§ **REQUIRED WORK**:
Lines that include the word "Informacja" are the ones to copy.
+++ DATA ENTRIES +++
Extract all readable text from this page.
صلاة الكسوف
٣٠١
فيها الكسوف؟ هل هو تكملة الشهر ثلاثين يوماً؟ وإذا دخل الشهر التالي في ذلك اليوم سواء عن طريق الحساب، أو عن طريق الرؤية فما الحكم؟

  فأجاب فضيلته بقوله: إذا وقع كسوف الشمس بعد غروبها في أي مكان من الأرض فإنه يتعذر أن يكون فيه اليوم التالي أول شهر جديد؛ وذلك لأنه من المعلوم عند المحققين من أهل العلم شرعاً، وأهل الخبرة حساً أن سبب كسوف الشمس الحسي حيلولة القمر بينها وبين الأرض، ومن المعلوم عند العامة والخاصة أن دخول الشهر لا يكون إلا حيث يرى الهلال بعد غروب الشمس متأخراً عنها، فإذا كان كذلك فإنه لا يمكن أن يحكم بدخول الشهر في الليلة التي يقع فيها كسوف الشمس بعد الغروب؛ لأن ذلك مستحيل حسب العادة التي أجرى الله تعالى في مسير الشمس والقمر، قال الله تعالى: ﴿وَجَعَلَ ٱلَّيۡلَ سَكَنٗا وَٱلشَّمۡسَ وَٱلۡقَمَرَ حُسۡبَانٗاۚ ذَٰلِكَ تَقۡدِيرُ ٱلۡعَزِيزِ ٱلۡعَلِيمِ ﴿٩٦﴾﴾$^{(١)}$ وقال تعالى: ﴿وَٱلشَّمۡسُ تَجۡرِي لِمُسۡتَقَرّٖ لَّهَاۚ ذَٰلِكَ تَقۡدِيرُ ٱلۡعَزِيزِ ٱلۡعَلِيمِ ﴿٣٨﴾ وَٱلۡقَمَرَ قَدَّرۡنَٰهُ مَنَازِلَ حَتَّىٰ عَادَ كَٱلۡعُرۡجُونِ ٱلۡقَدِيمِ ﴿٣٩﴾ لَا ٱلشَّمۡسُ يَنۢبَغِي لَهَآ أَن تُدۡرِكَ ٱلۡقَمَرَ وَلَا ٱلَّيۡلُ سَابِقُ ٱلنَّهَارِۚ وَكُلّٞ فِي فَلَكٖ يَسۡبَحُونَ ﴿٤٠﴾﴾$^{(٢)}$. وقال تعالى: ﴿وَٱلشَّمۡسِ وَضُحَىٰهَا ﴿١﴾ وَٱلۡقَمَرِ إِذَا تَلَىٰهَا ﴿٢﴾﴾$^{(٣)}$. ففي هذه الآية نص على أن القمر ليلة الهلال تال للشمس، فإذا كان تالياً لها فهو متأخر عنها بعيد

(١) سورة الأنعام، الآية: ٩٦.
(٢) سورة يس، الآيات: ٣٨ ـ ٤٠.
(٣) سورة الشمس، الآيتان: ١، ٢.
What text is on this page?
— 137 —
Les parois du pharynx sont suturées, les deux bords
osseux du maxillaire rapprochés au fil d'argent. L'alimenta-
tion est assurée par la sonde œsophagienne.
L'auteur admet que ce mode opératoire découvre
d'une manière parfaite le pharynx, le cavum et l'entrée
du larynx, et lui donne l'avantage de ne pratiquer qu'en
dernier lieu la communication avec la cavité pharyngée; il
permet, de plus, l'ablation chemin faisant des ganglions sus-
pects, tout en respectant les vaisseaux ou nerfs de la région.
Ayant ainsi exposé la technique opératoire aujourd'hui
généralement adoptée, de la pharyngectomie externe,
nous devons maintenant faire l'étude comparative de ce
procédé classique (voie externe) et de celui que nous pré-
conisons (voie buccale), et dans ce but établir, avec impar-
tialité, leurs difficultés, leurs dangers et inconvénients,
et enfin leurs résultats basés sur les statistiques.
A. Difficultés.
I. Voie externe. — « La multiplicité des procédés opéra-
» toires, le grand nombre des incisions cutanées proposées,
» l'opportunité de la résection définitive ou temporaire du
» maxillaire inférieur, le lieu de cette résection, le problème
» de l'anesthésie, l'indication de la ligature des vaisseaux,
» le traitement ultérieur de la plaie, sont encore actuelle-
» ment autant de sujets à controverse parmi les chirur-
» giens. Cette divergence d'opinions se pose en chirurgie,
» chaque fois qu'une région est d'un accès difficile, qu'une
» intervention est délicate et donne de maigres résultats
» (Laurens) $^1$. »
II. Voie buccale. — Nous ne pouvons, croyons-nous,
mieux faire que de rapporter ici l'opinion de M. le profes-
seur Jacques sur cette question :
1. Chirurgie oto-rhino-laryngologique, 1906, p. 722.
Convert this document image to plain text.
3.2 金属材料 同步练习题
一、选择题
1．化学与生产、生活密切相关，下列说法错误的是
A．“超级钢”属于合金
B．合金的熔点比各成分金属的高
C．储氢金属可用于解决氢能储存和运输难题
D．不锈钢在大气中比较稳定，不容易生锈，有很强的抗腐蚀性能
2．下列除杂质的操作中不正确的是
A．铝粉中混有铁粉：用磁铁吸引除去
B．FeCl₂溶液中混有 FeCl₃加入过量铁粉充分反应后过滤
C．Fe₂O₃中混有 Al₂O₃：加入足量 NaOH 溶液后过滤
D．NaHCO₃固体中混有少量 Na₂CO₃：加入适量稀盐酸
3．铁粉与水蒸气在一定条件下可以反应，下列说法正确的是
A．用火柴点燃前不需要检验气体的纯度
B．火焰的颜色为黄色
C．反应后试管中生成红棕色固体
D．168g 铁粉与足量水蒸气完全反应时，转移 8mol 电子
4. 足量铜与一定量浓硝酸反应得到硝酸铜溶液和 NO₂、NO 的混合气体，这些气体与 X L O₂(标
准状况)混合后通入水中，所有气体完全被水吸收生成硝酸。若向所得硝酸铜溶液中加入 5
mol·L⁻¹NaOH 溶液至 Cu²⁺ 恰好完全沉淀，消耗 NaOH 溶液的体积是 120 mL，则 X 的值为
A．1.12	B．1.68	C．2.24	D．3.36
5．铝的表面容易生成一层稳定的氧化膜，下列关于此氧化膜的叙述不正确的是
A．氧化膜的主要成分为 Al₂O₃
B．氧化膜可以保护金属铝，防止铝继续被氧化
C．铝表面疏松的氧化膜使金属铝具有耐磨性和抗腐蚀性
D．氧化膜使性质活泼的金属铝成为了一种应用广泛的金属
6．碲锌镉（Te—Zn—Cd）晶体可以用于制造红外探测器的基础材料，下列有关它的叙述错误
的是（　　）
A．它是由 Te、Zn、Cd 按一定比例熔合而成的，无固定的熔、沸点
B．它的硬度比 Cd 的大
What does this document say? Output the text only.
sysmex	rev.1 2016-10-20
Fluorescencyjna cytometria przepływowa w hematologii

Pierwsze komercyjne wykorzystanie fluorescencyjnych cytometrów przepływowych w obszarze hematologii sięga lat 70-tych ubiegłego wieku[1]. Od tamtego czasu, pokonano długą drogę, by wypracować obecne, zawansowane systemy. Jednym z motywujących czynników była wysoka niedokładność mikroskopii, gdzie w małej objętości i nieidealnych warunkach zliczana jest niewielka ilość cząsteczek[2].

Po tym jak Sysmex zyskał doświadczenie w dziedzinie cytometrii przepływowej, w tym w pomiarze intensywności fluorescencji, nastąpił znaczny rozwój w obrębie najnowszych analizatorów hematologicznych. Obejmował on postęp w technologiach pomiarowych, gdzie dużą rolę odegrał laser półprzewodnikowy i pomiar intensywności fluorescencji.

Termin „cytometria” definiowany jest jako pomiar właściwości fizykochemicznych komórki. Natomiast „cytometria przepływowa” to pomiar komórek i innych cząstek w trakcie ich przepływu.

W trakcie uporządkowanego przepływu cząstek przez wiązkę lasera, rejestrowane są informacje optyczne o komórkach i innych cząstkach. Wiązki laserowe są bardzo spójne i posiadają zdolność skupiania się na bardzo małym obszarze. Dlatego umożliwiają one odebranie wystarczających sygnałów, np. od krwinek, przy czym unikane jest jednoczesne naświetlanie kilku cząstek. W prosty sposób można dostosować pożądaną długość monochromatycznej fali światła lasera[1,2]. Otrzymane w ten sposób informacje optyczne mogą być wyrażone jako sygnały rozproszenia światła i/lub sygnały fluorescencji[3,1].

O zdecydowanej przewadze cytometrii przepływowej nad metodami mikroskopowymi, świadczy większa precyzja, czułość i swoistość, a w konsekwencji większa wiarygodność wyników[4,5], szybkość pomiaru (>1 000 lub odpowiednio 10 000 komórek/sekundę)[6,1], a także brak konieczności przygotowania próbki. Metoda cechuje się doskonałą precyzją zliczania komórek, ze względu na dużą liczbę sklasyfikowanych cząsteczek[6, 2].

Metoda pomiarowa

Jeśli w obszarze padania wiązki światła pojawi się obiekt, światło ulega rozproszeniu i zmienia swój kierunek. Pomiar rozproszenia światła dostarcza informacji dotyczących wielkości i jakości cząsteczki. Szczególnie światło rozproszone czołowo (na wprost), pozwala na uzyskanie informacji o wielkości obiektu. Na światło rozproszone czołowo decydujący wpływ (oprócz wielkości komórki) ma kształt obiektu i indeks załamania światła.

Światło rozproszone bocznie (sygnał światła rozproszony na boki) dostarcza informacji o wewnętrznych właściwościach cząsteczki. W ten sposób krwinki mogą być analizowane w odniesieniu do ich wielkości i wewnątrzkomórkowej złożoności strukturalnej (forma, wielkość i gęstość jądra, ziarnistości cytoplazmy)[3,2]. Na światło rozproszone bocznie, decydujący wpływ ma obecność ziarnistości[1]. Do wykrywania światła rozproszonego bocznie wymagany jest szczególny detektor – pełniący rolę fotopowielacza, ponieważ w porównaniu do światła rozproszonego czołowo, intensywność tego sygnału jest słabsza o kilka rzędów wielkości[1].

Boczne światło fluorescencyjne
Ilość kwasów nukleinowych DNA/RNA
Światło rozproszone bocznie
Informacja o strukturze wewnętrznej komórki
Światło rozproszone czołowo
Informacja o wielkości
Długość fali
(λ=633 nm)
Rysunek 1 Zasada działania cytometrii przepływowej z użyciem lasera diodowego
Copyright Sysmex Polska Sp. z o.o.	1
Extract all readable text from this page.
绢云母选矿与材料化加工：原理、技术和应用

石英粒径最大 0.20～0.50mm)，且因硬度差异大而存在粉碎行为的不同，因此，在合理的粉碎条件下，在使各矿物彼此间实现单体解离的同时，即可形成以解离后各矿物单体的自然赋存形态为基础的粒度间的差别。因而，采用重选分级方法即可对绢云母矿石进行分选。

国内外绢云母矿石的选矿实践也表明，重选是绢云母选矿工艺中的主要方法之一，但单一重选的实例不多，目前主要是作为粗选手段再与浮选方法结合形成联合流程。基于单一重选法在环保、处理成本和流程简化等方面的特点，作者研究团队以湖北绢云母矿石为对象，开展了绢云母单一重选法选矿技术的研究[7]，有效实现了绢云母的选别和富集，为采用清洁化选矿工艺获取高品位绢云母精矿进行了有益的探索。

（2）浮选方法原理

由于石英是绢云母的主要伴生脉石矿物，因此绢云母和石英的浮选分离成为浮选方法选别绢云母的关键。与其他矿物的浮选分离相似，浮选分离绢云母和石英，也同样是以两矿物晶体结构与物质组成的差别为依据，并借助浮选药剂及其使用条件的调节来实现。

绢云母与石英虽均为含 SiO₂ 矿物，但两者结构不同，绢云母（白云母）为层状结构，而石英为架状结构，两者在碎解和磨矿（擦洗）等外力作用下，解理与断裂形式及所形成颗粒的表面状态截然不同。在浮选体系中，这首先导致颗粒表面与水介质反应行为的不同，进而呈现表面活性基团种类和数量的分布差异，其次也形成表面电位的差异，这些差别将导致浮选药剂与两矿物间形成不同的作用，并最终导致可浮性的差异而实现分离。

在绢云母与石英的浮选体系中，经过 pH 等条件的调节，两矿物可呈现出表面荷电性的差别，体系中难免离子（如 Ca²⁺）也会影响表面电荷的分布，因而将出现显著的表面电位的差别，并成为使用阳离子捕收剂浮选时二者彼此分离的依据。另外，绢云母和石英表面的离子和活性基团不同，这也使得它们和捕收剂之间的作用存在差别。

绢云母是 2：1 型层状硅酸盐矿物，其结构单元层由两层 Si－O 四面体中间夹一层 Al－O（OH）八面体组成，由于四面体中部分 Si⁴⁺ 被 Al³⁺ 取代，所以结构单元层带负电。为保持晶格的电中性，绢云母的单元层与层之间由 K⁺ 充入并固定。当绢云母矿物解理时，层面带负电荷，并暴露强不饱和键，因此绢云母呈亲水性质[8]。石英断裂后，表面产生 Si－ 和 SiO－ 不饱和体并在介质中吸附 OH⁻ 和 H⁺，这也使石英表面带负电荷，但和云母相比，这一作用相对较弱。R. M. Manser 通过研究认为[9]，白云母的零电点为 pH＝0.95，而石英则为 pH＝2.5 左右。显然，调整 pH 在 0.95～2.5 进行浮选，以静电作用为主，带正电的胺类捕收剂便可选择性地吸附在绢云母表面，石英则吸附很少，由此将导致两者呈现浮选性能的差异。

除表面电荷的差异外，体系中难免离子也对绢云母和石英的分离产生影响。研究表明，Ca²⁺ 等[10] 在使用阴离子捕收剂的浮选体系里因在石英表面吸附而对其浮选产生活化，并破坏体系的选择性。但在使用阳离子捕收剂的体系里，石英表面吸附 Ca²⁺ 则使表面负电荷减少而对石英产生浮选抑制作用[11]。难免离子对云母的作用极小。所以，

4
+++
§ **EXERCISE RESPONSE**:
Informacja o strukturze wewnętrznej komórki
Informacja o wielkości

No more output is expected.